### Task to carry out
Copy every entry word for word. Skip the pictures.

### Data section
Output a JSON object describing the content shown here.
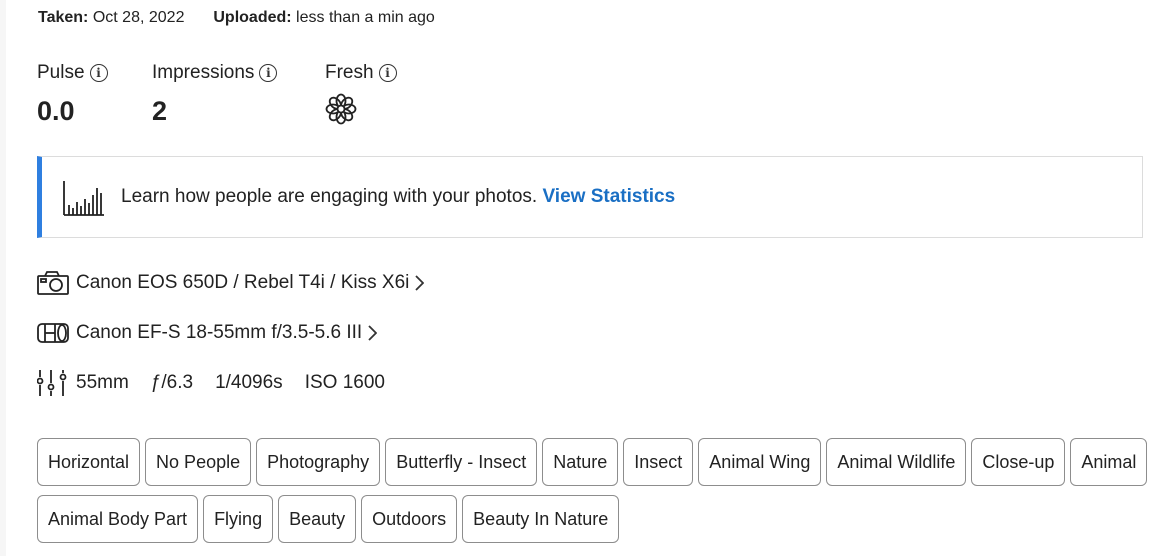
{
  "meta": {
    "taken_label": "Taken:",
    "taken_value": "Oct 28, 2022",
    "uploaded_label": "Uploaded:",
    "uploaded_value": "less than a min ago"
  },
  "stats": {
    "pulse": {
      "label": "Pulse",
      "value": "0.0"
    },
    "impressions": {
      "label": "Impressions",
      "value": "2"
    },
    "fresh": {
      "label": "Fresh",
      "icon": "flower-icon"
    }
  },
  "banner": {
    "icon": "bar-chart-icon",
    "text": "Learn how people are engaging with your photos.",
    "link": "View Statistics",
    "accent_color": "#2f7fe0",
    "link_color": "#1a6fc4"
  },
  "exif": {
    "camera": "Canon EOS 650D / Rebel T4i / Kiss X6i",
    "lens": "Canon EF-S 18-55mm f/3.5-5.6 III",
    "focal_length": "55mm",
    "aperture": "ƒ/6.3",
    "shutter": "1/4096s",
    "iso": "ISO 1600"
  },
  "tags": [
    [
      "Horizontal",
      "No People",
      "Photography",
      "Butterfly - Insect",
      "Nature",
      "Insect",
      "Animal Wing",
      "Animal Wildlife",
      "Close-up",
      "Animal"
    ],
    [
      "Animal Body Part",
      "Flying",
      "Beauty",
      "Outdoors",
      "Beauty In Nature"
    ]
  ]
}
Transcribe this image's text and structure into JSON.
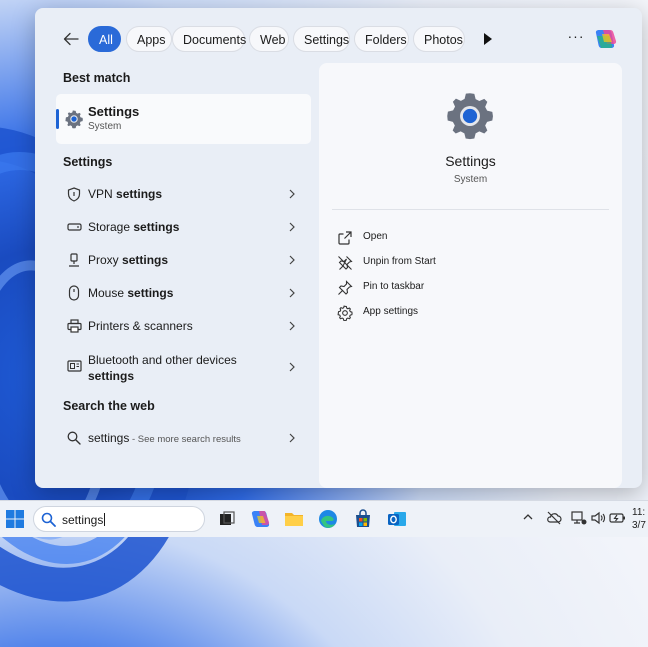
{
  "filters": {
    "tabs": [
      {
        "label": "All",
        "active": true
      },
      {
        "label": "Apps"
      },
      {
        "label": "Documents"
      },
      {
        "label": "Web"
      },
      {
        "label": "Settings"
      },
      {
        "label": "Folders"
      },
      {
        "label": "Photos"
      }
    ],
    "more_label": "···"
  },
  "left": {
    "best_match_heading": "Best match",
    "best_match": {
      "title": "Settings",
      "subtitle": "System"
    },
    "settings_heading": "Settings",
    "settings_items": [
      {
        "pre": "VPN ",
        "bold": "settings",
        "icon": "vpn-shield-icon"
      },
      {
        "pre": "Storage ",
        "bold": "settings",
        "icon": "storage-icon"
      },
      {
        "pre": "Proxy ",
        "bold": "settings",
        "icon": "proxy-icon"
      },
      {
        "pre": "Mouse ",
        "bold": "settings",
        "icon": "mouse-icon"
      },
      {
        "pre": "Printers & scanners",
        "bold": "",
        "icon": "printer-icon"
      },
      {
        "pre": "Bluetooth and other devices",
        "bold": "settings",
        "icon": "bluetooth-devices-icon"
      }
    ],
    "web_heading": "Search the web",
    "web_item": {
      "query": "settings",
      "suffix": " - See more search results",
      "icon": "search-icon"
    }
  },
  "right": {
    "title": "Settings",
    "subtitle": "System",
    "actions": [
      {
        "label": "Open",
        "icon": "open-external-icon"
      },
      {
        "label": "Unpin from Start",
        "icon": "unpin-icon"
      },
      {
        "label": "Pin to taskbar",
        "icon": "pin-icon"
      },
      {
        "label": "App settings",
        "icon": "gear-icon"
      }
    ]
  },
  "taskbar": {
    "search_value": "settings",
    "clock_time": "11:",
    "clock_date": "3/7"
  },
  "colors": {
    "accent": "#2a6ad8",
    "gear_blue": "#1d63d4",
    "gear_gray": "#6b7280"
  }
}
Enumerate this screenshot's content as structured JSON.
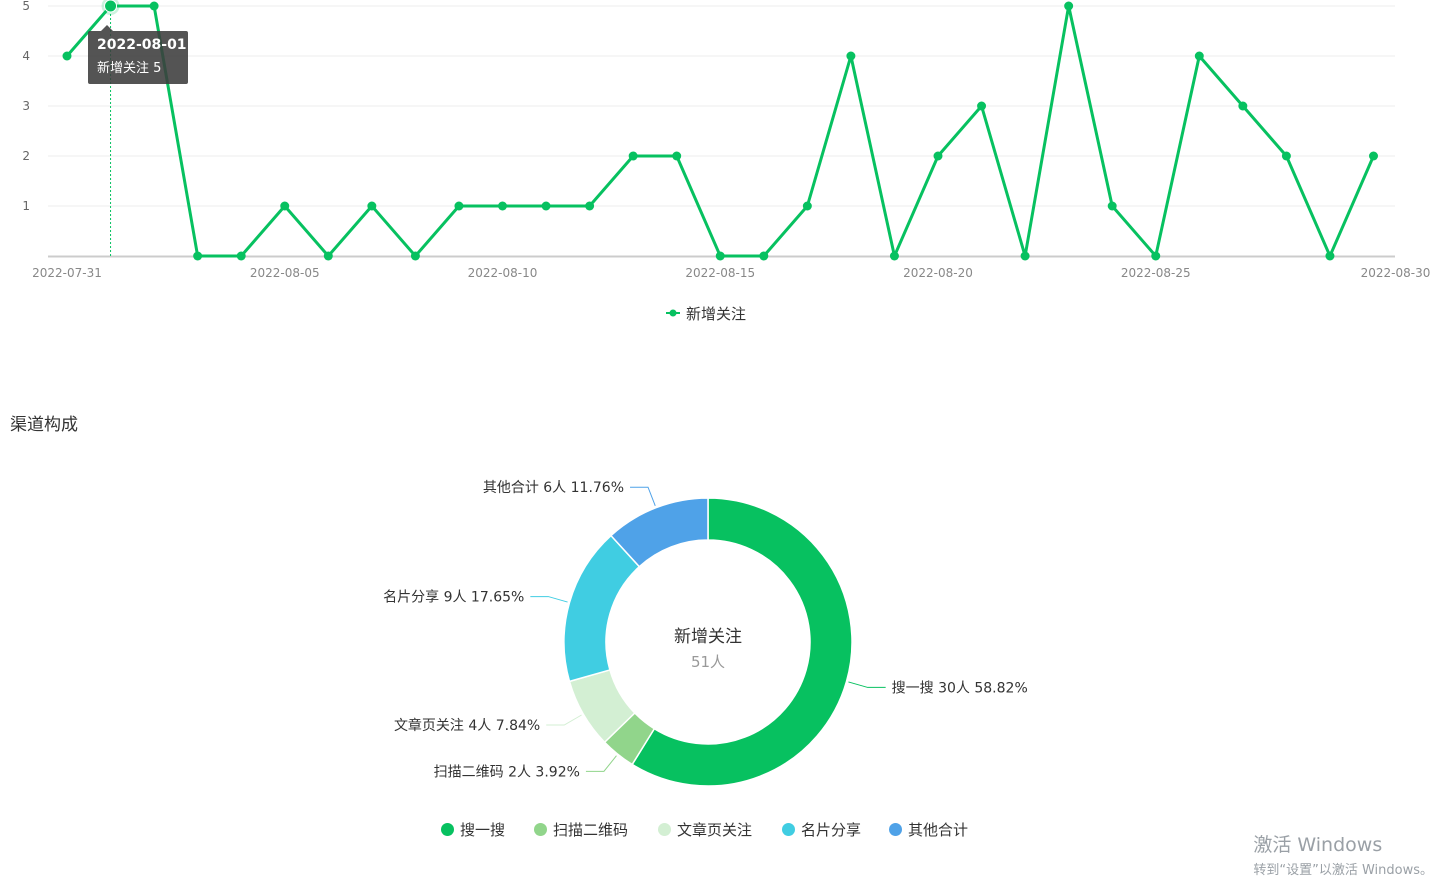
{
  "chart_data": [
    {
      "type": "line",
      "x": [
        "2022-07-31",
        "2022-08-01",
        "2022-08-02",
        "2022-08-03",
        "2022-08-04",
        "2022-08-05",
        "2022-08-06",
        "2022-08-07",
        "2022-08-08",
        "2022-08-09",
        "2022-08-10",
        "2022-08-11",
        "2022-08-12",
        "2022-08-13",
        "2022-08-14",
        "2022-08-15",
        "2022-08-16",
        "2022-08-17",
        "2022-08-18",
        "2022-08-19",
        "2022-08-20",
        "2022-08-21",
        "2022-08-22",
        "2022-08-23",
        "2022-08-24",
        "2022-08-25",
        "2022-08-26",
        "2022-08-27",
        "2022-08-28",
        "2022-08-29",
        "2022-08-30"
      ],
      "series": [
        {
          "name": "新增关注",
          "color": "#07c160",
          "values": [
            4,
            5,
            5,
            0,
            0,
            1,
            0,
            1,
            0,
            1,
            1,
            1,
            1,
            2,
            2,
            0,
            0,
            1,
            4,
            0,
            2,
            3,
            0,
            5,
            1,
            0,
            4,
            3,
            2,
            0,
            2
          ]
        }
      ],
      "x_tick_labels": [
        "2022-07-31",
        "2022-08-05",
        "2022-08-10",
        "2022-08-15",
        "2022-08-20",
        "2022-08-25",
        "2022-08-30"
      ],
      "y_tick_labels": [
        "1",
        "2",
        "3",
        "4",
        "5"
      ],
      "ylim": [
        0,
        5
      ],
      "grid": true,
      "legend_position": "bottom-center",
      "tooltip": {
        "date": "2022-08-01",
        "text": "新增关注 5"
      }
    },
    {
      "type": "pie",
      "title": "渠道构成",
      "center_label": "新增关注",
      "center_value": "51人",
      "slices": [
        {
          "name": "搜一搜",
          "value": 30,
          "label": "搜一搜 30人 58.82%",
          "color": "#07c160"
        },
        {
          "name": "扫描二维码",
          "value": 2,
          "label": "扫描二维码 2人 3.92%",
          "color": "#91d58b"
        },
        {
          "name": "文章页关注",
          "value": 4,
          "label": "文章页关注 4人 7.84%",
          "color": "#d3efd3"
        },
        {
          "name": "名片分享",
          "value": 9,
          "label": "名片分享 9人 17.65%",
          "color": "#40cde2"
        },
        {
          "name": "其他合计",
          "value": 6,
          "label": "其他合计 6人 11.76%",
          "color": "#4fa2e8"
        }
      ],
      "legend_position": "bottom-center"
    }
  ],
  "section_title": "渠道构成",
  "watermark": {
    "line1": "激活 Windows",
    "line2": "转到“设置”以激活 Windows。"
  }
}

### Solved problem
Output a JSON object describing the content shown here.
{
  "meta": {
    "taken_label": "Taken:",
    "taken_value": "Oct 28, 2022",
    "uploaded_label": "Uploaded:",
    "uploaded_value": "less than a min ago"
  },
  "stats": {
    "pulse": {
      "label": "Pulse",
      "value": "0.0"
    },
    "impressions": {
      "label": "Impressions",
      "value": "2"
    },
    "fresh": {
      "label": "Fresh",
      "icon": "flower-icon"
    }
  },
  "banner": {
    "icon": "bar-chart-icon",
    "text": "Learn how people are engaging with your photos.",
    "link": "View Statistics",
    "accent_color": "#2f7fe0",
    "link_color": "#1a6fc4"
  },
  "exif": {
    "camera": "Canon EOS 650D / Rebel T4i / Kiss X6i",
    "lens": "Canon EF-S 18-55mm f/3.5-5.6 III",
    "focal_length": "55mm",
    "aperture": "ƒ/6.3",
    "shutter": "1/4096s",
    "iso": "ISO 1600"
  },
  "tags": [
    [
      "Horizontal",
      "No People",
      "Photography",
      "Butterfly - Insect",
      "Nature",
      "Insect",
      "Animal Wing",
      "Animal Wildlife",
      "Close-up",
      "Animal"
    ],
    [
      "Animal Body Part",
      "Flying",
      "Beauty",
      "Outdoors",
      "Beauty In Nature"
    ]
  ]
}
Transcribe this image's text and structure into JSON.
{
  "filters": {
    "tabs": [
      {
        "label": "All",
        "active": true
      },
      {
        "label": "Apps"
      },
      {
        "label": "Documents"
      },
      {
        "label": "Web"
      },
      {
        "label": "Settings"
      },
      {
        "label": "Folders"
      },
      {
        "label": "Photos"
      }
    ],
    "more_label": "···"
  },
  "left": {
    "best_match_heading": "Best match",
    "best_match": {
      "title": "Settings",
      "subtitle": "System"
    },
    "settings_heading": "Settings",
    "settings_items": [
      {
        "pre": "VPN ",
        "bold": "settings",
        "icon": "vpn-shield-icon"
      },
      {
        "pre": "Storage ",
        "bold": "settings",
        "icon": "storage-icon"
      },
      {
        "pre": "Proxy ",
        "bold": "settings",
        "icon": "proxy-icon"
      },
      {
        "pre": "Mouse ",
        "bold": "settings",
        "icon": "mouse-icon"
      },
      {
        "pre": "Printers & scanners",
        "bold": "",
        "icon": "printer-icon"
      },
      {
        "pre": "Bluetooth and other devices",
        "bold": "settings",
        "icon": "bluetooth-devices-icon"
      }
    ],
    "web_heading": "Search the web",
    "web_item": {
      "query": "settings",
      "suffix": " - See more search results",
      "icon": "search-icon"
    }
  },
  "right": {
    "title": "Settings",
    "subtitle": "System",
    "actions": [
      {
        "label": "Open",
        "icon": "open-external-icon"
      },
      {
        "label": "Unpin from Start",
        "icon": "unpin-icon"
      },
      {
        "label": "Pin to taskbar",
        "icon": "pin-icon"
      },
      {
        "label": "App settings",
        "icon": "gear-icon"
      }
    ]
  },
  "taskbar": {
    "search_value": "settings",
    "clock_time": "11:",
    "clock_date": "3/7"
  },
  "colors": {
    "accent": "#2a6ad8",
    "gear_blue": "#1d63d4",
    "gear_gray": "#6b7280"
  }
}
Enumerate this screenshot's content as structured JSON.
{
  "chart_data": [
    {
      "type": "line",
      "x": [
        "2022-07-31",
        "2022-08-01",
        "2022-08-02",
        "2022-08-03",
        "2022-08-04",
        "2022-08-05",
        "2022-08-06",
        "2022-08-07",
        "2022-08-08",
        "2022-08-09",
        "2022-08-10",
        "2022-08-11",
        "2022-08-12",
        "2022-08-13",
        "2022-08-14",
        "2022-08-15",
        "2022-08-16",
        "2022-08-17",
        "2022-08-18",
        "2022-08-19",
        "2022-08-20",
        "2022-08-21",
        "2022-08-22",
        "2022-08-23",
        "2022-08-24",
        "2022-08-25",
        "2022-08-26",
        "2022-08-27",
        "2022-08-28",
        "2022-08-29",
        "2022-08-30"
      ],
      "series": [
        {
          "name": "新增关注",
          "color": "#07c160",
          "values": [
            4,
            5,
            5,
            0,
            0,
            1,
            0,
            1,
            0,
            1,
            1,
            1,
            1,
            2,
            2,
            0,
            0,
            1,
            4,
            0,
            2,
            3,
            0,
            5,
            1,
            0,
            4,
            3,
            2,
            0,
            2
          ]
        }
      ],
      "x_tick_labels": [
        "2022-07-31",
        "2022-08-05",
        "2022-08-10",
        "2022-08-15",
        "2022-08-20",
        "2022-08-25",
        "2022-08-30"
      ],
      "y_tick_labels": [
        "1",
        "2",
        "3",
        "4",
        "5"
      ],
      "ylim": [
        0,
        5
      ],
      "grid": true,
      "legend_position": "bottom-center",
      "tooltip": {
        "date": "2022-08-01",
        "text": "新增关注 5"
      }
    },
    {
      "type": "pie",
      "title": "渠道构成",
      "center_label": "新增关注",
      "center_value": "51人",
      "slices": [
        {
          "name": "搜一搜",
          "value": 30,
          "label": "搜一搜 30人 58.82%",
          "color": "#07c160"
        },
        {
          "name": "扫描二维码",
          "value": 2,
          "label": "扫描二维码 2人 3.92%",
          "color": "#91d58b"
        },
        {
          "name": "文章页关注",
          "value": 4,
          "label": "文章页关注 4人 7.84%",
          "color": "#d3efd3"
        },
        {
          "name": "名片分享",
          "value": 9,
          "label": "名片分享 9人 17.65%",
          "color": "#40cde2"
        },
        {
          "name": "其他合计",
          "value": 6,
          "label": "其他合计 6人 11.76%",
          "color": "#4fa2e8"
        }
      ],
      "legend_position": "bottom-center"
    }
  ],
  "section_title": "渠道构成",
  "watermark": {
    "line1": "激活 Windows",
    "line2": "转到“设置”以激活 Windows。"
  }
}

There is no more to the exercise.